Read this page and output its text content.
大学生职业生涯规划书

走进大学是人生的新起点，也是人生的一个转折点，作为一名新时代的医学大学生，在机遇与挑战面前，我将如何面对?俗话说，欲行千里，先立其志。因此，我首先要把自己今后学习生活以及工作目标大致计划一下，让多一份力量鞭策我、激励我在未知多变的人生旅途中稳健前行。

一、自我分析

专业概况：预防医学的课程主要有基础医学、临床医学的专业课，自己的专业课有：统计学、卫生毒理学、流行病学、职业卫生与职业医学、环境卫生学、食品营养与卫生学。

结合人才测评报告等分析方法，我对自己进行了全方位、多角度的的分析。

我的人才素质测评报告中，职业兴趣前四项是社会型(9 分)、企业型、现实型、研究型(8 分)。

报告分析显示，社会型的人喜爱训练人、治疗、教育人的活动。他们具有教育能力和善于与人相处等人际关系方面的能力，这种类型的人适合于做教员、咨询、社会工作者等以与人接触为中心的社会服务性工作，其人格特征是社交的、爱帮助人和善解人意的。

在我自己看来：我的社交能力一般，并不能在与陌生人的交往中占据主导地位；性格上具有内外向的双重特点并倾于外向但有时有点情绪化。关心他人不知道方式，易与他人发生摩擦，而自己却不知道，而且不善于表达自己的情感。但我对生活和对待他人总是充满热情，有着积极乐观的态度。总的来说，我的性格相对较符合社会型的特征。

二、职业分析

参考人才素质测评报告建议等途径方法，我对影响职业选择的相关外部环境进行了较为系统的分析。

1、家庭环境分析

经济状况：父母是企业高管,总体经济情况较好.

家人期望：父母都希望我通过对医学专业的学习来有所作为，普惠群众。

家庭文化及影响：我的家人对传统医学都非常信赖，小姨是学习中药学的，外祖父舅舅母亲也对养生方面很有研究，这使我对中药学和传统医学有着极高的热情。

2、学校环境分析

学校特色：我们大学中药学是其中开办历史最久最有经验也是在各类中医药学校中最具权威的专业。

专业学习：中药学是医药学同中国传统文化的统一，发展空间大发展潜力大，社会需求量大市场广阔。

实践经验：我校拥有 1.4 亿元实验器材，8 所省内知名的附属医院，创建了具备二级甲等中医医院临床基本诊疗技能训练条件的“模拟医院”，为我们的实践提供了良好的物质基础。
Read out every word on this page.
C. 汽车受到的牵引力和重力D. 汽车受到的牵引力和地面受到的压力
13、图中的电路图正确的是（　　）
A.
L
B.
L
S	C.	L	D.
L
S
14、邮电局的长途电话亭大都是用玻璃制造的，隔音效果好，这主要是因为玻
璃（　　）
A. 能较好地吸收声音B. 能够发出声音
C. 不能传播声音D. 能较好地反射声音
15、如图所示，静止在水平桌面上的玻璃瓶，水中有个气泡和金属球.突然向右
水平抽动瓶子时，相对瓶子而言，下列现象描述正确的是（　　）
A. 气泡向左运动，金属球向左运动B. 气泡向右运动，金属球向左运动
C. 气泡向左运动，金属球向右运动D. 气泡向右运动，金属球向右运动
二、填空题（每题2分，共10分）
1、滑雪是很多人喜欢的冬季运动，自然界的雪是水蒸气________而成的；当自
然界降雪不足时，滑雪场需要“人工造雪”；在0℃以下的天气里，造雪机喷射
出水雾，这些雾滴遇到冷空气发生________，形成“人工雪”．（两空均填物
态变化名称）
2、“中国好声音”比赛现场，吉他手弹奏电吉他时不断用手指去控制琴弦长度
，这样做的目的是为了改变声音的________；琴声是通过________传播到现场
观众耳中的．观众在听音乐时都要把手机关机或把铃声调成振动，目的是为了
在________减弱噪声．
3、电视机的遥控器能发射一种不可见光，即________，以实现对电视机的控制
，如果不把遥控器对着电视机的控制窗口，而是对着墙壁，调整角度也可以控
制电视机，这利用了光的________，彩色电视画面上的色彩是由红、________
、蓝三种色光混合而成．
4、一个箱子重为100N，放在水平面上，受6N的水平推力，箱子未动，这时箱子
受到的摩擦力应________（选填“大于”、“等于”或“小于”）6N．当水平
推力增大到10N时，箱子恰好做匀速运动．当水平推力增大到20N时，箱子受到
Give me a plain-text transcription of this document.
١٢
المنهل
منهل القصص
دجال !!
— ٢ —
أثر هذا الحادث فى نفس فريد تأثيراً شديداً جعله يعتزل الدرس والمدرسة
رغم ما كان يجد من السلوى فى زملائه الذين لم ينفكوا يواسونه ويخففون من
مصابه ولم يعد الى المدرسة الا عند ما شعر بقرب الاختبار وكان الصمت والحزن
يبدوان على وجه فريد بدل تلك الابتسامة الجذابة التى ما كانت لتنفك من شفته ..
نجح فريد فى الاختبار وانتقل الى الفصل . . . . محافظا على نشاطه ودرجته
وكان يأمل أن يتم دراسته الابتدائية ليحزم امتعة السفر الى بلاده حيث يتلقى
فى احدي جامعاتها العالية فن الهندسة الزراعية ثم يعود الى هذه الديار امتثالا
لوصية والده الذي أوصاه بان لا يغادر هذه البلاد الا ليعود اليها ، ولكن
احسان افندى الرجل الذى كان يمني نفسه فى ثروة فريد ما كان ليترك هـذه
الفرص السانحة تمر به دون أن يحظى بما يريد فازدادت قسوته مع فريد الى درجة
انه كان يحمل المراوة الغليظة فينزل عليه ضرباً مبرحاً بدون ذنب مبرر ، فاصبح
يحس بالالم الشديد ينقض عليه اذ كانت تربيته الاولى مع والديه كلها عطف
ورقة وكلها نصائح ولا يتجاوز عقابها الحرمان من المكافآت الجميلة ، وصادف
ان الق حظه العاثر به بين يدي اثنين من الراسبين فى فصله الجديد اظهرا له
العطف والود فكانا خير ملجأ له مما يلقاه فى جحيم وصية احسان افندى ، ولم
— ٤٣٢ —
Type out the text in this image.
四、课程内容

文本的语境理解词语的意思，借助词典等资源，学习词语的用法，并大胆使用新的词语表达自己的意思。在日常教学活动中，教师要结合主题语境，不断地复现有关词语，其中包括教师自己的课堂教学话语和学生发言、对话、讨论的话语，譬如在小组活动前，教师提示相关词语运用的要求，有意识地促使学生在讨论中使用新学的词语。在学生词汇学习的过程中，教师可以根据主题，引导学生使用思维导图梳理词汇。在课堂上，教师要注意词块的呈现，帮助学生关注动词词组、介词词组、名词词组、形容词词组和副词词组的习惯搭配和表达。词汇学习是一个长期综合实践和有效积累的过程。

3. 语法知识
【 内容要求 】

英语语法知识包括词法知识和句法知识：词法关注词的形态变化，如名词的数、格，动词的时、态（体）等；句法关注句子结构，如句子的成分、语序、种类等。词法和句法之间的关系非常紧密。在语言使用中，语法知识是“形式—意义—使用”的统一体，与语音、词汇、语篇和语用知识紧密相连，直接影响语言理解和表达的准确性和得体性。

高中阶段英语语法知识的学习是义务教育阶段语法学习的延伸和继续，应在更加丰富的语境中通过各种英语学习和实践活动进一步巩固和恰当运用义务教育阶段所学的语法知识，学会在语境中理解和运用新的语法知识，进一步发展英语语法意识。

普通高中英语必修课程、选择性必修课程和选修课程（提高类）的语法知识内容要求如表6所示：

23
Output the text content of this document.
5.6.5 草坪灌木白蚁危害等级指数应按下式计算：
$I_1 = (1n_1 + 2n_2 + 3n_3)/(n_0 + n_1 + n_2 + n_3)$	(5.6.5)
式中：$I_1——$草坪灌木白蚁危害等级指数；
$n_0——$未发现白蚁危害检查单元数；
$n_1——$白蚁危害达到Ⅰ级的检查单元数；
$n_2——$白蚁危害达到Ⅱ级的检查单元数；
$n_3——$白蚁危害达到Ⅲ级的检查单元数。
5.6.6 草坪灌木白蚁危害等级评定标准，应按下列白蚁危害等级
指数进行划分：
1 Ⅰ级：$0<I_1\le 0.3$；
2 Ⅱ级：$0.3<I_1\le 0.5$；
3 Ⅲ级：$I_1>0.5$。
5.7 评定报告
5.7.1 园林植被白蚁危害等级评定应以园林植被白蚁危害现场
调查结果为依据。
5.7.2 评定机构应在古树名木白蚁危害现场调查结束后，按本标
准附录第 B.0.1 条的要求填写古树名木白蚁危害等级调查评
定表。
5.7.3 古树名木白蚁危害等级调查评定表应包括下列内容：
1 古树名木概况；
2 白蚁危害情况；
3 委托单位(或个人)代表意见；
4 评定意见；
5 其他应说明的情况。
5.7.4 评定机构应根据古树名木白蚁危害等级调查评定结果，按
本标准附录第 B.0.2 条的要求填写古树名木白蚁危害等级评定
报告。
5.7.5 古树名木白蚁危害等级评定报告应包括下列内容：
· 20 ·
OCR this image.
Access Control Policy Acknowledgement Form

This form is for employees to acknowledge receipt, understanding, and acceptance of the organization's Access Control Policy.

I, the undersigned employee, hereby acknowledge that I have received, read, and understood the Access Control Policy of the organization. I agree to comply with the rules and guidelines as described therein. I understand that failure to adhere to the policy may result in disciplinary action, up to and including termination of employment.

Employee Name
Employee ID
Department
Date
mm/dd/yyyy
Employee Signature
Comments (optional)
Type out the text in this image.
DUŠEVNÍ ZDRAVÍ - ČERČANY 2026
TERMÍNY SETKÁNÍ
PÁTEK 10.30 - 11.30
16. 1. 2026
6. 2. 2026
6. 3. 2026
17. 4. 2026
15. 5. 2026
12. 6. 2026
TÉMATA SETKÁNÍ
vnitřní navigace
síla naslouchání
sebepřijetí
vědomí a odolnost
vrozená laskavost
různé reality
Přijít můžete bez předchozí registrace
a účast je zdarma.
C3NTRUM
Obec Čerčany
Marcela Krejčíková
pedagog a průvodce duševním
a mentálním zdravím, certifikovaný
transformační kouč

----------------------------------------

*The exercise:*
For this exercise, gather every line of the data that contains the word "افندى".

*Full answer:*
احسان افندى الرجل الذى كان يمني نفسه فى ثروة فريد ما كان ليترك هـذه
العطف والود فكانا خير ملجأ له مما يلقاه فى جحيم وصية احسان افندى ، ولم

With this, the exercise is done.